Directions — Write out every entry exactly as given, but omit the pictures.
━━━ Input records ━━━
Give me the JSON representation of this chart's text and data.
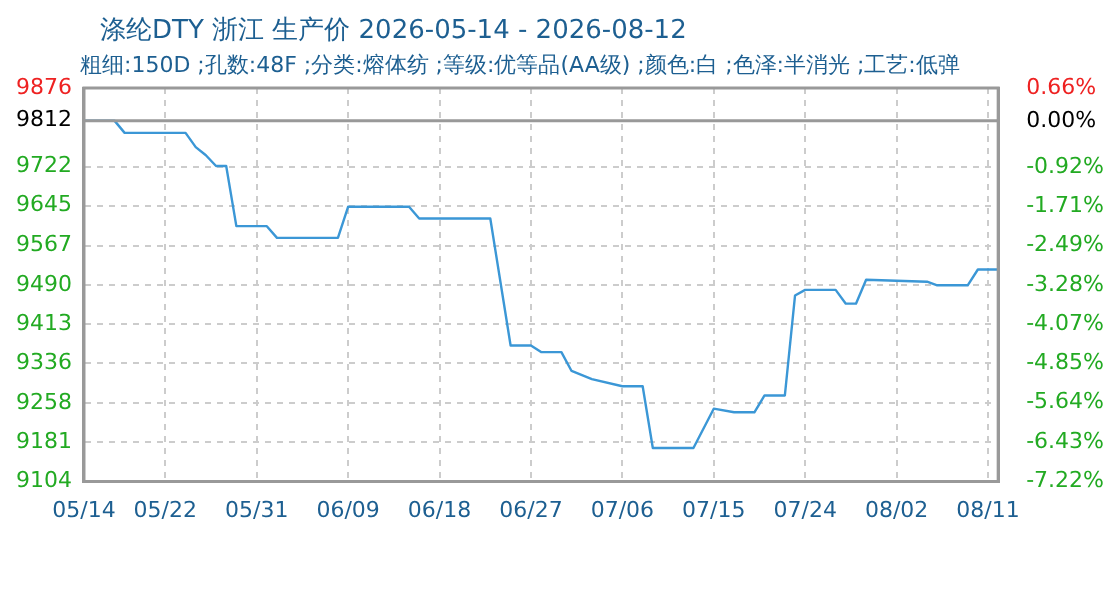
{
  "chart_data": {
    "type": "line",
    "title": "涤纶DTY 浙江 生产价 2026-05-14 - 2026-08-12",
    "subtitle": "粗细:150D ;孔数:48F ;分类:熔体纺 ;等级:优等品(AA级) ;颜色:白 ;色泽:半消光 ;工艺:低弹",
    "x": [
      "2026-05-14",
      "2026-05-17",
      "2026-05-18",
      "2026-05-24",
      "2026-05-25",
      "2026-05-26",
      "2026-05-27",
      "2026-05-28",
      "2026-05-29",
      "2026-06-01",
      "2026-06-02",
      "2026-06-08",
      "2026-06-09",
      "2026-06-15",
      "2026-06-16",
      "2026-06-23",
      "2026-06-25",
      "2026-06-27",
      "2026-06-28",
      "2026-06-30",
      "2026-07-01",
      "2026-07-03",
      "2026-07-06",
      "2026-07-08",
      "2026-07-09",
      "2026-07-13",
      "2026-07-15",
      "2026-07-17",
      "2026-07-19",
      "2026-07-20",
      "2026-07-22",
      "2026-07-23",
      "2026-07-24",
      "2026-07-27",
      "2026-07-28",
      "2026-07-29",
      "2026-07-30",
      "2026-08-05",
      "2026-08-06",
      "2026-08-09",
      "2026-08-10",
      "2026-08-12"
    ],
    "series": [
      {
        "color": "#3b97d6",
        "values": [
          9812,
          9812,
          9788,
          9788,
          9760,
          9744,
          9723,
          9723,
          9605,
          9605,
          9582,
          9582,
          9643,
          9643,
          9620,
          9620,
          9371,
          9371,
          9358,
          9358,
          9321,
          9305,
          9291,
          9291,
          9170,
          9170,
          9247,
          9240,
          9240,
          9273,
          9273,
          9469,
          9480,
          9480,
          9453,
          9453,
          9500,
          9496,
          9489,
          9489,
          9520,
          9520
        ]
      }
    ],
    "xlim": [
      "2026-05-14",
      "2026-08-12"
    ],
    "xticks": [
      {
        "value": "2026-05-14",
        "label": "05/14"
      },
      {
        "value": "2026-05-22",
        "label": "05/22"
      },
      {
        "value": "2026-05-31",
        "label": "05/31"
      },
      {
        "value": "2026-06-09",
        "label": "06/09"
      },
      {
        "value": "2026-06-18",
        "label": "06/18"
      },
      {
        "value": "2026-06-27",
        "label": "06/27"
      },
      {
        "value": "2026-07-06",
        "label": "07/06"
      },
      {
        "value": "2026-07-15",
        "label": "07/15"
      },
      {
        "value": "2026-07-24",
        "label": "07/24"
      },
      {
        "value": "2026-08-02",
        "label": "08/02"
      },
      {
        "value": "2026-08-11",
        "label": "08/11"
      }
    ],
    "ylim": [
      9104,
      9876
    ],
    "yticks": [
      9104,
      9181,
      9258,
      9336,
      9413,
      9490,
      9567,
      9645,
      9722,
      9812,
      9876
    ],
    "y2lim": [
      -7.22,
      0.66
    ],
    "y2ticks": [
      {
        "value": -7.22,
        "label": "-7.22%"
      },
      {
        "value": -6.43,
        "label": "-6.43%"
      },
      {
        "value": -5.64,
        "label": "-5.64%"
      },
      {
        "value": -4.85,
        "label": "-4.85%"
      },
      {
        "value": -4.07,
        "label": "-4.07%"
      },
      {
        "value": -3.28,
        "label": "-3.28%"
      },
      {
        "value": -2.49,
        "label": "-2.49%"
      },
      {
        "value": -1.71,
        "label": "-1.71%"
      },
      {
        "value": -0.92,
        "label": "-0.92%"
      },
      {
        "value": 0,
        "label": "0.00%"
      },
      {
        "value": 0.66,
        "label": "0.66%"
      }
    ],
    "ref_lines": [
      {
        "axis": "y",
        "value": 9812,
        "color": "#999999"
      }
    ],
    "grid": true,
    "legend": false,
    "marker": "none",
    "line_style": "solid"
  }
}
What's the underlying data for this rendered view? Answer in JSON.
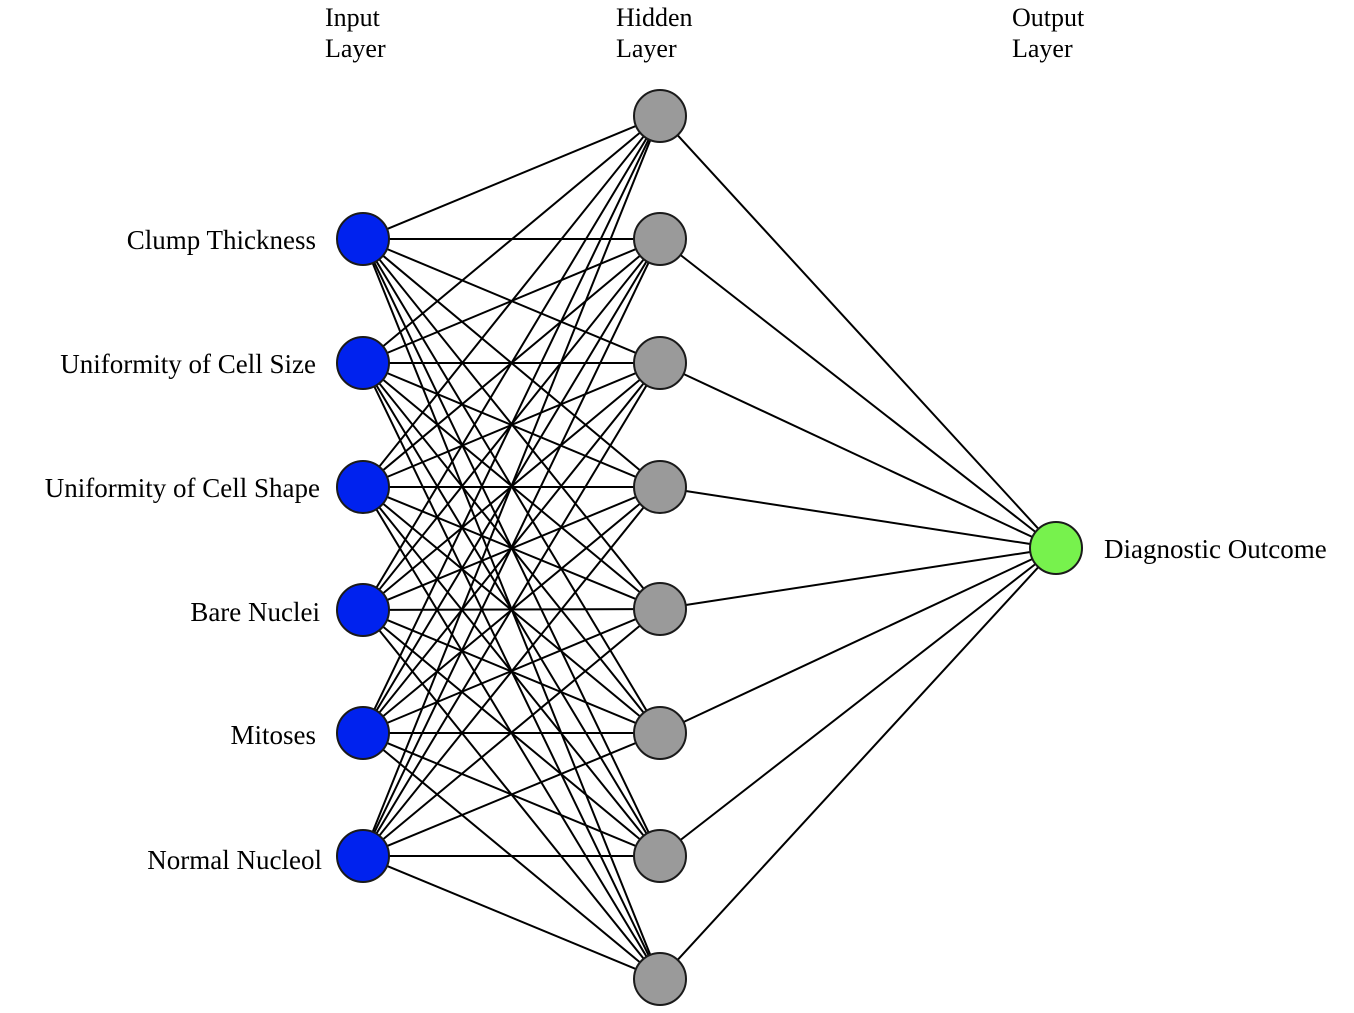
━━━
Solution for this task —
Give me the JSON representation of this chart's text and data.
{
  "chart_data": {
    "type": "line",
    "title": "涤纶DTY 浙江 生产价 2026-05-14 - 2026-08-12",
    "subtitle": "粗细:150D ;孔数:48F ;分类:熔体纺 ;等级:优等品(AA级) ;颜色:白 ;色泽:半消光 ;工艺:低弹",
    "x": [
      "2026-05-14",
      "2026-05-17",
      "2026-05-18",
      "2026-05-24",
      "2026-05-25",
      "2026-05-26",
      "2026-05-27",
      "2026-05-28",
      "2026-05-29",
      "2026-06-01",
      "2026-06-02",
      "2026-06-08",
      "2026-06-09",
      "2026-06-15",
      "2026-06-16",
      "2026-06-23",
      "2026-06-25",
      "2026-06-27",
      "2026-06-28",
      "2026-06-30",
      "2026-07-01",
      "2026-07-03",
      "2026-07-06",
      "2026-07-08",
      "2026-07-09",
      "2026-07-13",
      "2026-07-15",
      "2026-07-17",
      "2026-07-19",
      "2026-07-20",
      "2026-07-22",
      "2026-07-23",
      "2026-07-24",
      "2026-07-27",
      "2026-07-28",
      "2026-07-29",
      "2026-07-30",
      "2026-08-05",
      "2026-08-06",
      "2026-08-09",
      "2026-08-10",
      "2026-08-12"
    ],
    "series": [
      {
        "color": "#3b97d6",
        "values": [
          9812,
          9812,
          9788,
          9788,
          9760,
          9744,
          9723,
          9723,
          9605,
          9605,
          9582,
          9582,
          9643,
          9643,
          9620,
          9620,
          9371,
          9371,
          9358,
          9358,
          9321,
          9305,
          9291,
          9291,
          9170,
          9170,
          9247,
          9240,
          9240,
          9273,
          9273,
          9469,
          9480,
          9480,
          9453,
          9453,
          9500,
          9496,
          9489,
          9489,
          9520,
          9520
        ]
      }
    ],
    "xlim": [
      "2026-05-14",
      "2026-08-12"
    ],
    "xticks": [
      {
        "value": "2026-05-14",
        "label": "05/14"
      },
      {
        "value": "2026-05-22",
        "label": "05/22"
      },
      {
        "value": "2026-05-31",
        "label": "05/31"
      },
      {
        "value": "2026-06-09",
        "label": "06/09"
      },
      {
        "value": "2026-06-18",
        "label": "06/18"
      },
      {
        "value": "2026-06-27",
        "label": "06/27"
      },
      {
        "value": "2026-07-06",
        "label": "07/06"
      },
      {
        "value": "2026-07-15",
        "label": "07/15"
      },
      {
        "value": "2026-07-24",
        "label": "07/24"
      },
      {
        "value": "2026-08-02",
        "label": "08/02"
      },
      {
        "value": "2026-08-11",
        "label": "08/11"
      }
    ],
    "ylim": [
      9104,
      9876
    ],
    "yticks": [
      9104,
      9181,
      9258,
      9336,
      9413,
      9490,
      9567,
      9645,
      9722,
      9812,
      9876
    ],
    "y2lim": [
      -7.22,
      0.66
    ],
    "y2ticks": [
      {
        "value": -7.22,
        "label": "-7.22%"
      },
      {
        "value": -6.43,
        "label": "-6.43%"
      },
      {
        "value": -5.64,
        "label": "-5.64%"
      },
      {
        "value": -4.85,
        "label": "-4.85%"
      },
      {
        "value": -4.07,
        "label": "-4.07%"
      },
      {
        "value": -3.28,
        "label": "-3.28%"
      },
      {
        "value": -2.49,
        "label": "-2.49%"
      },
      {
        "value": -1.71,
        "label": "-1.71%"
      },
      {
        "value": -0.92,
        "label": "-0.92%"
      },
      {
        "value": 0,
        "label": "0.00%"
      },
      {
        "value": 0.66,
        "label": "0.66%"
      }
    ],
    "ref_lines": [
      {
        "axis": "y",
        "value": 9812,
        "color": "#999999"
      }
    ],
    "grid": true,
    "legend": false,
    "marker": "none",
    "line_style": "solid"
  }
}
What's the underlying data for this rendered view? Answer in JSON.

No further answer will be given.